Identify, in the records below, every line where the string "marker" appears, and copy each such line.

Recorded data:
□ □ □ □ □

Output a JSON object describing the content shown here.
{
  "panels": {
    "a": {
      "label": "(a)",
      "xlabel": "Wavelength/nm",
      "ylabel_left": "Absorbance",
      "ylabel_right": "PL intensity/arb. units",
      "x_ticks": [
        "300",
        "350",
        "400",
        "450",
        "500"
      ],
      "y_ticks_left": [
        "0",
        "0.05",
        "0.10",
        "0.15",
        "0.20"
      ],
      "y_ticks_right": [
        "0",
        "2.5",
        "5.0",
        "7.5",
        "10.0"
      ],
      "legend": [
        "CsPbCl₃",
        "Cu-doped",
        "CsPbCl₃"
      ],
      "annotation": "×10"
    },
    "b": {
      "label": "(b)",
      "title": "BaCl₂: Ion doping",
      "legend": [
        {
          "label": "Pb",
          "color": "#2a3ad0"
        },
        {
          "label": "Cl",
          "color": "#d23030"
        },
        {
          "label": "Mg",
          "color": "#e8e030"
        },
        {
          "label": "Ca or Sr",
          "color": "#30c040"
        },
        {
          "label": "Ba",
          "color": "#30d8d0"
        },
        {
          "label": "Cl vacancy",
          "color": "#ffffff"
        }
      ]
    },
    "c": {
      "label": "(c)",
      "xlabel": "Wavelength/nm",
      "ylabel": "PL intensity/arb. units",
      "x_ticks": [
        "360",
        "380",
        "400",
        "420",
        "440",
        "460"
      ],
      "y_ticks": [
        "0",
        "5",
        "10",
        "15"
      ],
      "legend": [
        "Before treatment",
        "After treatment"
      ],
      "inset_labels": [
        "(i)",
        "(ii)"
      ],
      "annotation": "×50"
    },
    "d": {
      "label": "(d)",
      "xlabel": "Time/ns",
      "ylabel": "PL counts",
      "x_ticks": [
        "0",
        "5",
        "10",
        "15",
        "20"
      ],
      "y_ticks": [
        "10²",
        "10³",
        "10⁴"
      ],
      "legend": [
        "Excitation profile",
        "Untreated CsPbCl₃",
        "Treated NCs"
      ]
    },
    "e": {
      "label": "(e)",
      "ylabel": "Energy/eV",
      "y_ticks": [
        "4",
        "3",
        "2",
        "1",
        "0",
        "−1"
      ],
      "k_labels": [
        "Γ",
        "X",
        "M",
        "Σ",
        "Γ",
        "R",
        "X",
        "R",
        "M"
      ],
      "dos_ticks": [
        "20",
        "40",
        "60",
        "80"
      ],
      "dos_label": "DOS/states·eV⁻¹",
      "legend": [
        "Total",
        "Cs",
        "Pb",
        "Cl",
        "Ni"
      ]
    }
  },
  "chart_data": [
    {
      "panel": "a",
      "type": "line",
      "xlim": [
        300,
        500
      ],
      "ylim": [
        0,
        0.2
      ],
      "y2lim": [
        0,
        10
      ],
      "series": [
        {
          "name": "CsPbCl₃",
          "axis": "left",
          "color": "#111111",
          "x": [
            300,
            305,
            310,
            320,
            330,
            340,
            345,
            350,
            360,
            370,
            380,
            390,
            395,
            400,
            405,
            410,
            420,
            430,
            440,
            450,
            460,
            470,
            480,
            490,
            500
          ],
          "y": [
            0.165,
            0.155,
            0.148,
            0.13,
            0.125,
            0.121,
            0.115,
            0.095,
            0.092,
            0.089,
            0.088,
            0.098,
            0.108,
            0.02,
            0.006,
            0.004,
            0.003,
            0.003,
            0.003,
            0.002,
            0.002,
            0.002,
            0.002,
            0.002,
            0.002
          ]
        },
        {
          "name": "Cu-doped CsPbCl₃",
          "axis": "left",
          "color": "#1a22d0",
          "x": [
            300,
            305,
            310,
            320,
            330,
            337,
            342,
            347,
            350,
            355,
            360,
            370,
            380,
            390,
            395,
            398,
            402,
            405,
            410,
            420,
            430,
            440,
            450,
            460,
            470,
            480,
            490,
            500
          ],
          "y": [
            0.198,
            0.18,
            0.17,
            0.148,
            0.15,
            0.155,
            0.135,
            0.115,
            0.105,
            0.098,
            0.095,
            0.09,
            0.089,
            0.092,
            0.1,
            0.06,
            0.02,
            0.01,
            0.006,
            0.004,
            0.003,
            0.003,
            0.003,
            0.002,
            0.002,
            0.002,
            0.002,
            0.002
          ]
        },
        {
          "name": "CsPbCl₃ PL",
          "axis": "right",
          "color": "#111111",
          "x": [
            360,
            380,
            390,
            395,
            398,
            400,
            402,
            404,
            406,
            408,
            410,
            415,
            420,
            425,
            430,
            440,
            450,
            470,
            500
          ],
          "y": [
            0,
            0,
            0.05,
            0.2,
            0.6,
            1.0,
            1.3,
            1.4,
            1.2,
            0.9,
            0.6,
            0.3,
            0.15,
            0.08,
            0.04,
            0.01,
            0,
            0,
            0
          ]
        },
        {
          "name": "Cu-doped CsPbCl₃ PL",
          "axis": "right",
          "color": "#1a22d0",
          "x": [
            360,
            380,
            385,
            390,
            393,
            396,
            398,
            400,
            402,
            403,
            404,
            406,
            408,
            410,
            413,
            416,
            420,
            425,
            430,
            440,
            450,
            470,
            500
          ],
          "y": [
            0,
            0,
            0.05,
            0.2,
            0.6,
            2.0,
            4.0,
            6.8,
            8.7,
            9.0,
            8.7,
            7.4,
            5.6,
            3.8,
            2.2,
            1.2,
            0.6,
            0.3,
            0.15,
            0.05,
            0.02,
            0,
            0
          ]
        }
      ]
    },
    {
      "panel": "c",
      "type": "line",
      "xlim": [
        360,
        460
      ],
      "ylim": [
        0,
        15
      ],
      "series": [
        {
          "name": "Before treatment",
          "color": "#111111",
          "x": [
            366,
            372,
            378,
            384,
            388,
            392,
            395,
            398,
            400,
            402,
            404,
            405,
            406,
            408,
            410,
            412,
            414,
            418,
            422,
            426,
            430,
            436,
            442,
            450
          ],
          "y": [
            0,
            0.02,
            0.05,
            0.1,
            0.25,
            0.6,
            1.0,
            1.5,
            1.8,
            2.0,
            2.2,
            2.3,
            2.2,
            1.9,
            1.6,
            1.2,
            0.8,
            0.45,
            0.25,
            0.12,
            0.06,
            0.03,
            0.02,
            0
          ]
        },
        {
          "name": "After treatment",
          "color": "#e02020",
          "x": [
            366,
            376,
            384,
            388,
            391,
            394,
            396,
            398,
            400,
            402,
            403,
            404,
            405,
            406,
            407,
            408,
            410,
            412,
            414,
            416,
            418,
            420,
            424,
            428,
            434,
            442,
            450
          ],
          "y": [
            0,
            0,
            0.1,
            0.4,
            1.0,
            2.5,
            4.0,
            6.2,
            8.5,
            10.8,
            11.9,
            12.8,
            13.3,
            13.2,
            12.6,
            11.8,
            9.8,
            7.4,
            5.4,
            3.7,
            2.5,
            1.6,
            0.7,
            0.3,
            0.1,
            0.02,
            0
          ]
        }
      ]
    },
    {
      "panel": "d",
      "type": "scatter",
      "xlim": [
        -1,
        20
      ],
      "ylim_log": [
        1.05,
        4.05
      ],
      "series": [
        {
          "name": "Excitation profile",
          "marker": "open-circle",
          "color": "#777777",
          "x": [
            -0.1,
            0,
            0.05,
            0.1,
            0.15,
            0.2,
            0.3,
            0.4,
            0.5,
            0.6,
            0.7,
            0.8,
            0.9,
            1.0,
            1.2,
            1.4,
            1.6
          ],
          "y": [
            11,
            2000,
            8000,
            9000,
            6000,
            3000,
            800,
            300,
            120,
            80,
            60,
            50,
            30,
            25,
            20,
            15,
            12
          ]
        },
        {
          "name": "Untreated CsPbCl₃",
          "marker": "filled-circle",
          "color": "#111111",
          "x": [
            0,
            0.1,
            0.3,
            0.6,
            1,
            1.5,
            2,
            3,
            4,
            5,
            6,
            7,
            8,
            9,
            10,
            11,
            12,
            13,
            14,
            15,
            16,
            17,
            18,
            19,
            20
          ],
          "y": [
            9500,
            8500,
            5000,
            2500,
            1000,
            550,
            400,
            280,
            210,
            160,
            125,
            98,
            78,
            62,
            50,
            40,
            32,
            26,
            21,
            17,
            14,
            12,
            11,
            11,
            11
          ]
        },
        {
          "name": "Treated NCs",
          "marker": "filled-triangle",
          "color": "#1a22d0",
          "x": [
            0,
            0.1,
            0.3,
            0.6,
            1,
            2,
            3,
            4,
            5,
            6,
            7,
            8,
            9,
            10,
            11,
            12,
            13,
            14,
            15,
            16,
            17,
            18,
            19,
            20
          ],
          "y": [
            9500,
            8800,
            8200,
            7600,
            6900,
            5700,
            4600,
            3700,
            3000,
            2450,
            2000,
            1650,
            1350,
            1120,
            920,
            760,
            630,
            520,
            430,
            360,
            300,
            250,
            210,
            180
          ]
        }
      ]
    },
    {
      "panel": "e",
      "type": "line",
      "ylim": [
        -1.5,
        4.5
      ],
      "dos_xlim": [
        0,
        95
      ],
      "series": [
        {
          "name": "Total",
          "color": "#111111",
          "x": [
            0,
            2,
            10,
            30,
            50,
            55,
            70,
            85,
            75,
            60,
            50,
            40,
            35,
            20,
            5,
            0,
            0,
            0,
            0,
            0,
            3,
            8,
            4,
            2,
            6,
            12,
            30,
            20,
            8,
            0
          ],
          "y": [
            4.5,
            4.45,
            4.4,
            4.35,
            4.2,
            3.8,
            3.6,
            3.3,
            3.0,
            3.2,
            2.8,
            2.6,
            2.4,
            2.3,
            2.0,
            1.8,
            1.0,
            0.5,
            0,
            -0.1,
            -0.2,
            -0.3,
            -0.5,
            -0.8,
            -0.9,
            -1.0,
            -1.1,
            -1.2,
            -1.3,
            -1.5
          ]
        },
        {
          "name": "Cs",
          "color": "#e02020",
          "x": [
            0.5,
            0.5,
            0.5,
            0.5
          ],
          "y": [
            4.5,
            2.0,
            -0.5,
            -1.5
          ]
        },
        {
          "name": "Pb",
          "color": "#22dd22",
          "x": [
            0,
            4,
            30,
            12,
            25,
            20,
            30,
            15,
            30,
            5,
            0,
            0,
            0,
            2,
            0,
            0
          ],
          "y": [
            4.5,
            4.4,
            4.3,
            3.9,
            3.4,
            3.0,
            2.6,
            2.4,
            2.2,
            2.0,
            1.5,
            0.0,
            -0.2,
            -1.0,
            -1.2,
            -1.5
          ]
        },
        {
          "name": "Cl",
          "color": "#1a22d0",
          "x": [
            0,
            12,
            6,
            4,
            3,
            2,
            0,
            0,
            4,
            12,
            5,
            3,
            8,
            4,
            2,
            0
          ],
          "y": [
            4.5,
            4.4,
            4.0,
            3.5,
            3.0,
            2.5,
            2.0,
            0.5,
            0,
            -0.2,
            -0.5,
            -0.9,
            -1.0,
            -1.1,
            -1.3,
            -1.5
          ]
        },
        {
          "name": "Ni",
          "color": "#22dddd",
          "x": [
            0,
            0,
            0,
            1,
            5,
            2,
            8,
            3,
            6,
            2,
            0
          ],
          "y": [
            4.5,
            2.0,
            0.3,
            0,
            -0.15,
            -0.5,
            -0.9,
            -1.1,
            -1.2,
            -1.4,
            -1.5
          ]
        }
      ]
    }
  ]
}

□ □ □ □ □

_Correct output_
          "marker": "open-circle",
          "marker": "filled-circle",
          "marker": "filled-triangle",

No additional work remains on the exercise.